BRIEF: Copy the lines holding the word "type", all of them.

(Excerpts from a figure dataset)
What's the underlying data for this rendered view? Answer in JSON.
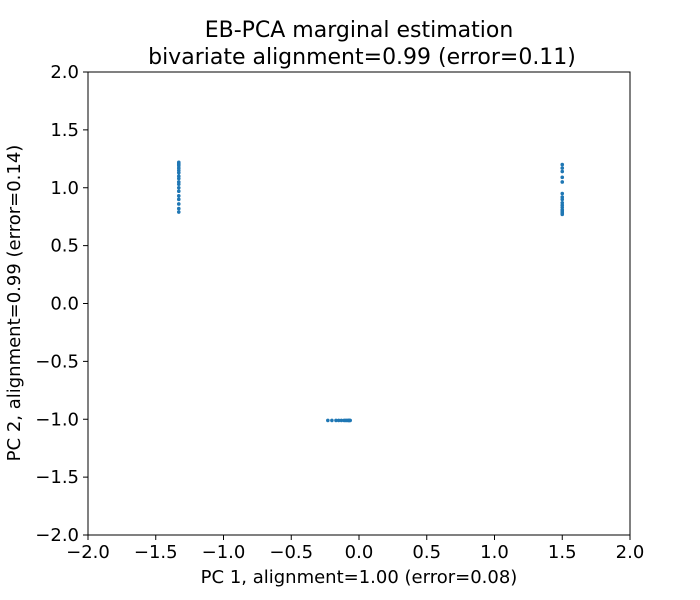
{
  "chart_data": {
    "type": "scatter",
    "title": "EB-PCA marginal estimation",
    "subtitle": "bivariate alignment=0.99 (error=0.11)",
    "xlabel": "PC 1, alignment=1.00 (error=0.08)",
    "ylabel": "PC 2, alignment=0.99 (error=0.14)",
    "xlim": [
      -2.0,
      2.0
    ],
    "ylim": [
      -2.0,
      2.0
    ],
    "xticks": [
      {
        "value": -2.0,
        "label": "−2.0"
      },
      {
        "value": -1.5,
        "label": "−1.5"
      },
      {
        "value": -1.0,
        "label": "−1.0"
      },
      {
        "value": -0.5,
        "label": "−0.5"
      },
      {
        "value": 0.0,
        "label": "0.0"
      },
      {
        "value": 0.5,
        "label": "0.5"
      },
      {
        "value": 1.0,
        "label": "1.0"
      },
      {
        "value": 1.5,
        "label": "1.5"
      },
      {
        "value": 2.0,
        "label": "2.0"
      }
    ],
    "yticks": [
      {
        "value": -2.0,
        "label": "−2.0"
      },
      {
        "value": -1.5,
        "label": "−1.5"
      },
      {
        "value": -1.0,
        "label": "−1.0"
      },
      {
        "value": -0.5,
        "label": "−0.5"
      },
      {
        "value": 0.0,
        "label": "0.0"
      },
      {
        "value": 0.5,
        "label": "0.5"
      },
      {
        "value": 1.0,
        "label": "1.0"
      },
      {
        "value": 1.5,
        "label": "1.5"
      },
      {
        "value": 2.0,
        "label": "2.0"
      }
    ],
    "grid": false,
    "color": "#1f77b4",
    "points": [
      [
        -1.33,
        1.22
      ],
      [
        -1.33,
        1.21
      ],
      [
        -1.33,
        1.2
      ],
      [
        -1.33,
        1.19
      ],
      [
        -1.33,
        1.17
      ],
      [
        -1.33,
        1.15
      ],
      [
        -1.33,
        1.13
      ],
      [
        -1.33,
        1.1
      ],
      [
        -1.33,
        1.08
      ],
      [
        -1.33,
        1.05
      ],
      [
        -1.33,
        1.03
      ],
      [
        -1.33,
        1.0
      ],
      [
        -1.33,
        0.97
      ],
      [
        -1.33,
        0.93
      ],
      [
        -1.33,
        0.9
      ],
      [
        -1.33,
        0.86
      ],
      [
        -1.33,
        0.82
      ],
      [
        -1.33,
        0.79
      ],
      [
        1.5,
        1.2
      ],
      [
        1.5,
        1.17
      ],
      [
        1.5,
        1.14
      ],
      [
        1.5,
        1.09
      ],
      [
        1.5,
        1.05
      ],
      [
        1.5,
        0.95
      ],
      [
        1.5,
        0.92
      ],
      [
        1.5,
        0.9
      ],
      [
        1.5,
        0.87
      ],
      [
        1.5,
        0.85
      ],
      [
        1.5,
        0.83
      ],
      [
        1.5,
        0.81
      ],
      [
        1.5,
        0.8
      ],
      [
        1.5,
        0.79
      ],
      [
        1.5,
        0.78
      ],
      [
        1.5,
        0.77
      ],
      [
        -0.23,
        -1.01
      ],
      [
        -0.2,
        -1.01
      ],
      [
        -0.17,
        -1.01
      ],
      [
        -0.15,
        -1.01
      ],
      [
        -0.13,
        -1.01
      ],
      [
        -0.11,
        -1.01
      ],
      [
        -0.1,
        -1.01
      ],
      [
        -0.09,
        -1.01
      ],
      [
        -0.08,
        -1.01
      ],
      [
        -0.075,
        -1.01
      ],
      [
        -0.07,
        -1.01
      ],
      [
        -0.065,
        -1.01
      ]
    ]
  }
}
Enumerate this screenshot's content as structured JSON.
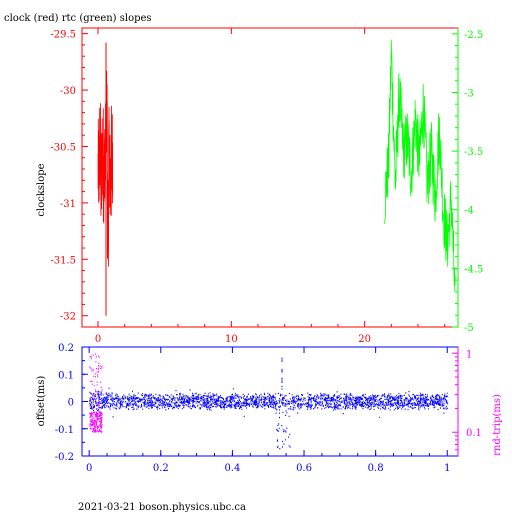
{
  "charts": {
    "clock_rtc_slopes": {
      "type": "line",
      "title": "clock (red) rtc (green) slopes",
      "xlabel": "",
      "ylabel": "clockslope",
      "xlim": [
        -1.2,
        27
      ],
      "xticks": [
        "0",
        "10",
        "20"
      ],
      "xtick_values": [
        0,
        10,
        20
      ],
      "ylim_left": [
        -32.1,
        -29.45
      ],
      "yticks_left": [
        "-29.5",
        "-30",
        "-30.5",
        "-31",
        "-31.5",
        "-32"
      ],
      "ytick_values_left": [
        -29.5,
        -30,
        -30.5,
        -31,
        -31.5,
        -32
      ],
      "ylim_right": [
        -5.0,
        -2.45
      ],
      "yticks_right": [
        "-2.5",
        "-3",
        "-3.5",
        "-4",
        "-4.5",
        "-5"
      ],
      "ytick_values_right": [
        -2.5,
        -3,
        -3.5,
        -4,
        -4.5,
        -5
      ],
      "grid": false,
      "series": [
        {
          "name": "clock",
          "color": "#ff0000",
          "axis": "left",
          "x": [
            0.0,
            0.1,
            0.2,
            0.3,
            0.4,
            0.5,
            0.55,
            0.6,
            0.7,
            0.8,
            0.9,
            1.0,
            1.1
          ],
          "y": [
            -30.8,
            -30.2,
            -31.1,
            -30.4,
            -30.9,
            -30.3,
            -29.58,
            -32.0,
            -30.5,
            -31.0,
            -30.4,
            -31.2,
            -30.3
          ]
        },
        {
          "name": "rtc",
          "color": "#00ff00",
          "axis": "right",
          "x": [
            21.5,
            21.8,
            22.0,
            22.3,
            22.6,
            22.9,
            23.2,
            23.5,
            23.8,
            24.1,
            24.4,
            24.7,
            25.0,
            25.3,
            25.6,
            25.9,
            26.2,
            26.5,
            26.8
          ],
          "y": [
            -3.9,
            -3.6,
            -2.65,
            -3.8,
            -3.0,
            -3.5,
            -3.4,
            -3.7,
            -3.2,
            -3.6,
            -3.1,
            -3.8,
            -3.5,
            -3.9,
            -3.3,
            -4.0,
            -4.3,
            -3.9,
            -4.85
          ]
        }
      ]
    },
    "offset_roundtrip": {
      "type": "scatter",
      "title": "",
      "xlabel": "",
      "ylabel_left": "offset(ms)",
      "ylabel_right": "rnd-trip(ms)",
      "xlim": [
        -0.02,
        1.03
      ],
      "xticks": [
        "0",
        "0.2",
        "0.4",
        "0.6",
        "0.8",
        "1"
      ],
      "xtick_values": [
        0,
        0.2,
        0.4,
        0.6,
        0.8,
        1.0
      ],
      "ylim_left": [
        -0.2,
        0.2
      ],
      "yticks_left": [
        "0.2",
        "0.1",
        "0",
        "-0.1",
        "-0.2"
      ],
      "ytick_values_left": [
        0.2,
        0.1,
        0,
        -0.1,
        -0.2
      ],
      "ylim_right_log": [
        0.05,
        1.2
      ],
      "yticks_right": [
        "1",
        "0.1"
      ],
      "ytick_values_right": [
        1,
        0.1
      ],
      "grid": false,
      "series": [
        {
          "name": "offset",
          "color": "#0000ff",
          "axis": "left",
          "x": [
            0.0,
            0.1,
            0.2,
            0.3,
            0.4,
            0.5,
            0.53,
            0.54,
            0.55,
            0.6,
            0.7,
            0.8,
            0.9,
            1.0
          ],
          "y": [
            0.0,
            0.0,
            0.0,
            0.0,
            0.0,
            0.0,
            -0.1,
            0.15,
            -0.03,
            0.0,
            0.0,
            0.0,
            0.0,
            0.0
          ],
          "spread": 0.02
        },
        {
          "name": "rnd-trip",
          "color": "#ff00ff",
          "axis": "right",
          "x": [
            0.0,
            0.01,
            0.02,
            0.025,
            0.03,
            0.035
          ],
          "y": [
            0.12,
            0.3,
            0.15,
            0.9,
            0.2,
            0.1
          ]
        }
      ]
    }
  },
  "footer": {
    "text": "2021-03-21 boson.physics.ubc.ca"
  },
  "colors": {
    "clock": "#ff0000",
    "rtc": "#00ff00",
    "offset": "#0000ff",
    "rndtrip": "#ff00ff",
    "axis_top": "#ff0000",
    "axis_right_top": "#00ff00",
    "axis_bottom": "#0000ff",
    "axis_right_bottom": "#ff00ff"
  }
}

RESPONSE FOR THIS EXERCISE:
    "type": "scatter",
      "type": "line",
      "type": "scatter",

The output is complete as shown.